* _PROMPT_: For each line below that contains the string "Geostrophic", copy that line.

* _RECORDED DATA_:

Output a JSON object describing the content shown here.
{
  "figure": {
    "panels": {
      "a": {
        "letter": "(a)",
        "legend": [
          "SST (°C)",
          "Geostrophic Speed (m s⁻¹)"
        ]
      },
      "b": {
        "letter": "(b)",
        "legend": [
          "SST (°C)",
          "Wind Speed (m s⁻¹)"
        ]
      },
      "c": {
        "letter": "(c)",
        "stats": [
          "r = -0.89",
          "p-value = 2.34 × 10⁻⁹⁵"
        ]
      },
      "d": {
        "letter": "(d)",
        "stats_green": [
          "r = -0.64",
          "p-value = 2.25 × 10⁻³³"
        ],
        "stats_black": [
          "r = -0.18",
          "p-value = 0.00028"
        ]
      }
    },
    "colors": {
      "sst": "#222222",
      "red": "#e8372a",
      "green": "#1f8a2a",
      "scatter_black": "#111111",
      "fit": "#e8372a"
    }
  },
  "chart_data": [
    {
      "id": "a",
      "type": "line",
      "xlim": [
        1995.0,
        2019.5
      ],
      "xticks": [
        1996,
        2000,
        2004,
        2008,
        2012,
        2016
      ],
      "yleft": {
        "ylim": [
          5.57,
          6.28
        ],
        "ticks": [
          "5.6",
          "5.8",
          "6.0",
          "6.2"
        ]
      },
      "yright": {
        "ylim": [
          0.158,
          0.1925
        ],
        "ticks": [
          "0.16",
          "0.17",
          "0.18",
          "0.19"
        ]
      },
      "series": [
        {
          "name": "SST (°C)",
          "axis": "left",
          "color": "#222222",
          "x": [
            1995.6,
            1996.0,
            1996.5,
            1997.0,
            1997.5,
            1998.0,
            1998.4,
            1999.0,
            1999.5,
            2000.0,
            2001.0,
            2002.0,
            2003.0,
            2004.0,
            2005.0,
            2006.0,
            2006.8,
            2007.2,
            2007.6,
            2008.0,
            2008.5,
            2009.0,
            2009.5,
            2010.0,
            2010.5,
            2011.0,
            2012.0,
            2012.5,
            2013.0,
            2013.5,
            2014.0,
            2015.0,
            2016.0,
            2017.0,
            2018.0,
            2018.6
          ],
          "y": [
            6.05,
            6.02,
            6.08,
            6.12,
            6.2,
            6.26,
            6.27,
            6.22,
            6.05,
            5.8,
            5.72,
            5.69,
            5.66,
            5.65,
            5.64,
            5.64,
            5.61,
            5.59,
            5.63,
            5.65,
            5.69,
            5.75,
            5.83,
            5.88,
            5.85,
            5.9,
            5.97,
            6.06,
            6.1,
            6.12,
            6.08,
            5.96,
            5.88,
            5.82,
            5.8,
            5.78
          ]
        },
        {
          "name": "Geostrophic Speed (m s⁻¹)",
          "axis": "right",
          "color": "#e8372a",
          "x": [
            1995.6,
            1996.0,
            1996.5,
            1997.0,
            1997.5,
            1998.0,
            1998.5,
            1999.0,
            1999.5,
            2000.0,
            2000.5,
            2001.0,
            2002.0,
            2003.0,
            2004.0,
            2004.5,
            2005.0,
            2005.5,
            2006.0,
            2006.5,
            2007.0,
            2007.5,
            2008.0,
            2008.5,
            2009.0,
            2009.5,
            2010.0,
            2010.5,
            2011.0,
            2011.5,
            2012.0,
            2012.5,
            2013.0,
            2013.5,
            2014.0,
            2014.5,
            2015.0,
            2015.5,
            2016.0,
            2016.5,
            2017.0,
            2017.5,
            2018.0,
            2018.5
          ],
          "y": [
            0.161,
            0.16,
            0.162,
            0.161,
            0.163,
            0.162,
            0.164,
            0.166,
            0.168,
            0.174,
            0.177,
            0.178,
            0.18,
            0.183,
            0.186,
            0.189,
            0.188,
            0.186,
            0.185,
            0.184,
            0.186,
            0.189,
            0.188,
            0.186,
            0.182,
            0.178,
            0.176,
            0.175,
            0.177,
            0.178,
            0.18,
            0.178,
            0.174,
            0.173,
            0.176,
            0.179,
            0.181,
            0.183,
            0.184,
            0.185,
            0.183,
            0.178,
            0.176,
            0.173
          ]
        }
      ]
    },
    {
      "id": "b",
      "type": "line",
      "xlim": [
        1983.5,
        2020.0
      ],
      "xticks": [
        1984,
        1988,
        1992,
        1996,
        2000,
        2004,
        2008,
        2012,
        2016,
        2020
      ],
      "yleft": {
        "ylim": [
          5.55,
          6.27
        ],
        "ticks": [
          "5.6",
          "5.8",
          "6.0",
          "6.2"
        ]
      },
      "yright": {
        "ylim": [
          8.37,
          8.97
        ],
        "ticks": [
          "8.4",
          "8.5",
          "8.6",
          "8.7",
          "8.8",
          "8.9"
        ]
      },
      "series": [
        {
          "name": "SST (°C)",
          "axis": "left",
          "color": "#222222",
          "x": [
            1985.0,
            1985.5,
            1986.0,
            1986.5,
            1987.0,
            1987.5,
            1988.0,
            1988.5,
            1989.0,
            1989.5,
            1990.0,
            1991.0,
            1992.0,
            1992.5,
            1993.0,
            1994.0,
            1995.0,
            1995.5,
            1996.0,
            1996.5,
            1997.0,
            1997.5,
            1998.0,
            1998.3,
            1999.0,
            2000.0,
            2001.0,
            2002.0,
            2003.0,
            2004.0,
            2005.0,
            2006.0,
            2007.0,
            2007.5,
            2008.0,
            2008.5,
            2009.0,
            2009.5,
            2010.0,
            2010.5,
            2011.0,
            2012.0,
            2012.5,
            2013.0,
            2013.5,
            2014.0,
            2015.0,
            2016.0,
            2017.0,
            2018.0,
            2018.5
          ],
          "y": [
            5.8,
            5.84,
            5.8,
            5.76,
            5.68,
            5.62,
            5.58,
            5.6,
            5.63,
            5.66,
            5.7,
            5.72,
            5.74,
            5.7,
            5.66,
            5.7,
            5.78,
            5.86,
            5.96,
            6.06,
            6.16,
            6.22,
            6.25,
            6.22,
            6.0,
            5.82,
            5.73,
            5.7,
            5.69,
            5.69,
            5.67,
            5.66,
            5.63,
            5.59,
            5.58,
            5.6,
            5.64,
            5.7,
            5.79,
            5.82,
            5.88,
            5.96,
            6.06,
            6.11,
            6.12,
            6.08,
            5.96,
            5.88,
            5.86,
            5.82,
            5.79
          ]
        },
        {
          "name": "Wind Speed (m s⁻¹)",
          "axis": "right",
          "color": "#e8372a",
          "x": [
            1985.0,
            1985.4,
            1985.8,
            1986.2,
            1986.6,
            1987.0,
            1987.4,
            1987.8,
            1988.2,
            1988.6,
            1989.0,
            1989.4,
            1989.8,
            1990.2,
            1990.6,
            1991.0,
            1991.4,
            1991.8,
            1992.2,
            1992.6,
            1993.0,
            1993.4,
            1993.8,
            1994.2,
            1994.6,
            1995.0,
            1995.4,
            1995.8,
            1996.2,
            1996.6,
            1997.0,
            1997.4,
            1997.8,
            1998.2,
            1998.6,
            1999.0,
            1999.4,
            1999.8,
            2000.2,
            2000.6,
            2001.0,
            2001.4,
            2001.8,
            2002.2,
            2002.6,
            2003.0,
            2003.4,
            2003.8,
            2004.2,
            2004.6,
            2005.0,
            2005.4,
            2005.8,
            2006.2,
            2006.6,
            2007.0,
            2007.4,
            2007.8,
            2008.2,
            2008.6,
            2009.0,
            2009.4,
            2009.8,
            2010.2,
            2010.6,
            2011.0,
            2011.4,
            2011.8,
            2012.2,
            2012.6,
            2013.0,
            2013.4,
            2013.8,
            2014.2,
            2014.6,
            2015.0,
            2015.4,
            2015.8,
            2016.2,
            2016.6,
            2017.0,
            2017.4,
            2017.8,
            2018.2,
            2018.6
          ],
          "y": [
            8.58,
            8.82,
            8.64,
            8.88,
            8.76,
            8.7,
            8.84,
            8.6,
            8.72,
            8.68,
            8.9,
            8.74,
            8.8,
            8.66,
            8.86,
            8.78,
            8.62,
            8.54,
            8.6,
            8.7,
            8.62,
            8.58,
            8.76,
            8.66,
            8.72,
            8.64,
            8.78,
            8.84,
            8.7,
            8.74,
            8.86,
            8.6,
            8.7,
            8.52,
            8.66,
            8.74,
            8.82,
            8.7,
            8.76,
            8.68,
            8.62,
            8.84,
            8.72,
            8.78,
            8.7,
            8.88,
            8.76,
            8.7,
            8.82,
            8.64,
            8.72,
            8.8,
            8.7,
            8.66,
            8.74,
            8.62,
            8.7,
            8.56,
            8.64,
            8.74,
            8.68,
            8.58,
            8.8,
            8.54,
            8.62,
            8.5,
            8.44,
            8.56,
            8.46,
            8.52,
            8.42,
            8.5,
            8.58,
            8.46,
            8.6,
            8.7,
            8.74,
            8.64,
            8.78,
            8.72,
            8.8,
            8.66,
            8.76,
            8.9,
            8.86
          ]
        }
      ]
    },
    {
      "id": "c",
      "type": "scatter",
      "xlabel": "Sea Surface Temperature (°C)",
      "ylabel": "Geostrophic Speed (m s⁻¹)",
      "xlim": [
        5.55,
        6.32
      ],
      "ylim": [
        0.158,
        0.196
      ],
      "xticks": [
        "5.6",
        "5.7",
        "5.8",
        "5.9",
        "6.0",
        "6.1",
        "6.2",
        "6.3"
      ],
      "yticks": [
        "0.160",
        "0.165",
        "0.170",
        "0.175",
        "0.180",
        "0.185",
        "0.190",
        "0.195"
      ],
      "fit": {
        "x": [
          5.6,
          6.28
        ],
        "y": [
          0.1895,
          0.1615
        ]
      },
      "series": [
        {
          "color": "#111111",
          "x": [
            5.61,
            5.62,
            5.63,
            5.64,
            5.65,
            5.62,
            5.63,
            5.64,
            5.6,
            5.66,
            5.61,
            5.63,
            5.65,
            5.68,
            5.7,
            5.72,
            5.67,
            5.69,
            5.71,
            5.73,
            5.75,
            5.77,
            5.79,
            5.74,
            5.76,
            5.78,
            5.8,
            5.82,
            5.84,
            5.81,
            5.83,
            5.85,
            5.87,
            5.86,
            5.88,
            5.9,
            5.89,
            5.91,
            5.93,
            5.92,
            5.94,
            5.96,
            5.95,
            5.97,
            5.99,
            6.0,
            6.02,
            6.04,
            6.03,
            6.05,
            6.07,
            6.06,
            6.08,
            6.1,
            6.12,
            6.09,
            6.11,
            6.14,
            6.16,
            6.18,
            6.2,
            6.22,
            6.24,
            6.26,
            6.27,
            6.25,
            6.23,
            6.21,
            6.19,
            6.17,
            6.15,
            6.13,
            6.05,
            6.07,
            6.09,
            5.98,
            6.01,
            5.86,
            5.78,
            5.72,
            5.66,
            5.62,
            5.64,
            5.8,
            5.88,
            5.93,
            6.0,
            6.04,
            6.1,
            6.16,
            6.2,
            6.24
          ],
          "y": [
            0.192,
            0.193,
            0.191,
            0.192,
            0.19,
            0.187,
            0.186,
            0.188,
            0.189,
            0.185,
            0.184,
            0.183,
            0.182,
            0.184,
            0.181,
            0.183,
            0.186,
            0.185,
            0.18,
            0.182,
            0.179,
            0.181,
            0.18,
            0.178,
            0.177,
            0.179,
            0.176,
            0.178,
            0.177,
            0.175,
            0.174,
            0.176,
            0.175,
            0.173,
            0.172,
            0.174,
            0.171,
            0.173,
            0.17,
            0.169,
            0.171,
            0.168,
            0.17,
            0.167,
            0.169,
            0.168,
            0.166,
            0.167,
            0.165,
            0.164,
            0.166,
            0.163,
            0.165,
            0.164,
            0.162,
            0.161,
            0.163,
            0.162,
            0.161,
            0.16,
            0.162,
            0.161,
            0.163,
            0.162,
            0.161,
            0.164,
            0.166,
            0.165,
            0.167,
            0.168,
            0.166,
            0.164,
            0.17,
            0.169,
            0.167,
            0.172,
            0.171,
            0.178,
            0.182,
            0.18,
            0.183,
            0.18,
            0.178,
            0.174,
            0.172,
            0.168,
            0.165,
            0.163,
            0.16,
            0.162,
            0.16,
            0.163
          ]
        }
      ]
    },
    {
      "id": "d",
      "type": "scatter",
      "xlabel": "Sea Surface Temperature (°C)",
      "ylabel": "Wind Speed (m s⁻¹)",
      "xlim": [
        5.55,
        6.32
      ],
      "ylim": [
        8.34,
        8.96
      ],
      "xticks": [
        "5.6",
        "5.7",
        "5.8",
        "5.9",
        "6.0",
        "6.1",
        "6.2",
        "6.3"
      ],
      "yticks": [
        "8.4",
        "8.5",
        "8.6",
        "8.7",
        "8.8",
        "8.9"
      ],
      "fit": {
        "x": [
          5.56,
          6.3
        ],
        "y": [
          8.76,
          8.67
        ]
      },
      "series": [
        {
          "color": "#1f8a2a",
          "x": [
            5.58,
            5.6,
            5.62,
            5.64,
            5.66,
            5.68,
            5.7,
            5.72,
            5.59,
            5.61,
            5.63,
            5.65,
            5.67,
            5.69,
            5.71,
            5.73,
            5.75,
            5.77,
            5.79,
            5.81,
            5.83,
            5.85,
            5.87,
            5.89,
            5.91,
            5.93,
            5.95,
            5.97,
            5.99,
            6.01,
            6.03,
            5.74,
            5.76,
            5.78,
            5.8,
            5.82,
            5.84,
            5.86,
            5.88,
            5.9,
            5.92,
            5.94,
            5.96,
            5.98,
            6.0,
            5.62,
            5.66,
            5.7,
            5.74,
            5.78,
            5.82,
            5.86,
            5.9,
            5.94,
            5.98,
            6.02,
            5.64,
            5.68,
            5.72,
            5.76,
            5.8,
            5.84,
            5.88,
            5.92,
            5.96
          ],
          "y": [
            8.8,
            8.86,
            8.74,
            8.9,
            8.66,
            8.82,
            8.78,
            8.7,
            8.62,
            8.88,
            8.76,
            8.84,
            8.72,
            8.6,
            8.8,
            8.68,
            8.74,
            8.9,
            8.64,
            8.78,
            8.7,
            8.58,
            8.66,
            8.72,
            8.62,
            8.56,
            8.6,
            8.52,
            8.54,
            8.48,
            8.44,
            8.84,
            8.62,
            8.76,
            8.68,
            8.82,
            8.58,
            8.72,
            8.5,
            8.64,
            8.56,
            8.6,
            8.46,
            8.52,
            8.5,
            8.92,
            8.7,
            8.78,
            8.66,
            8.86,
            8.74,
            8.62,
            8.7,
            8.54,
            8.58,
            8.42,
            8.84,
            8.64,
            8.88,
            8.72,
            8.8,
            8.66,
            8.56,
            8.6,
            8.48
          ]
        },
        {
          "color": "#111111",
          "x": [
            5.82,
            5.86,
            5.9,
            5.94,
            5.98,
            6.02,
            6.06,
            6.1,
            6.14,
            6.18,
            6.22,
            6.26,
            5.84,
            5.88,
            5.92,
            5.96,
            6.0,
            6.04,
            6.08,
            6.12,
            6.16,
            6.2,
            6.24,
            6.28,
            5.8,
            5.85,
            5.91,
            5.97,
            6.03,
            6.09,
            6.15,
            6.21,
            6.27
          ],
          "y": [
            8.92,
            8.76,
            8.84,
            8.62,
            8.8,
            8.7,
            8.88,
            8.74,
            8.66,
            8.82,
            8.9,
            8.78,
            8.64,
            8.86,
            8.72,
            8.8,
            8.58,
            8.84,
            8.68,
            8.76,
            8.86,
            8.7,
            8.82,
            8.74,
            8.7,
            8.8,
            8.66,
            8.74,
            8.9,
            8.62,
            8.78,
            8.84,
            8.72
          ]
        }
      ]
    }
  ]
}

* _EXERCISE SOLUTION_:
          "Geostrophic Speed (m s⁻¹)"
          "name": "Geostrophic Speed (m s⁻¹)",
      "ylabel": "Geostrophic Speed (m s⁻¹)",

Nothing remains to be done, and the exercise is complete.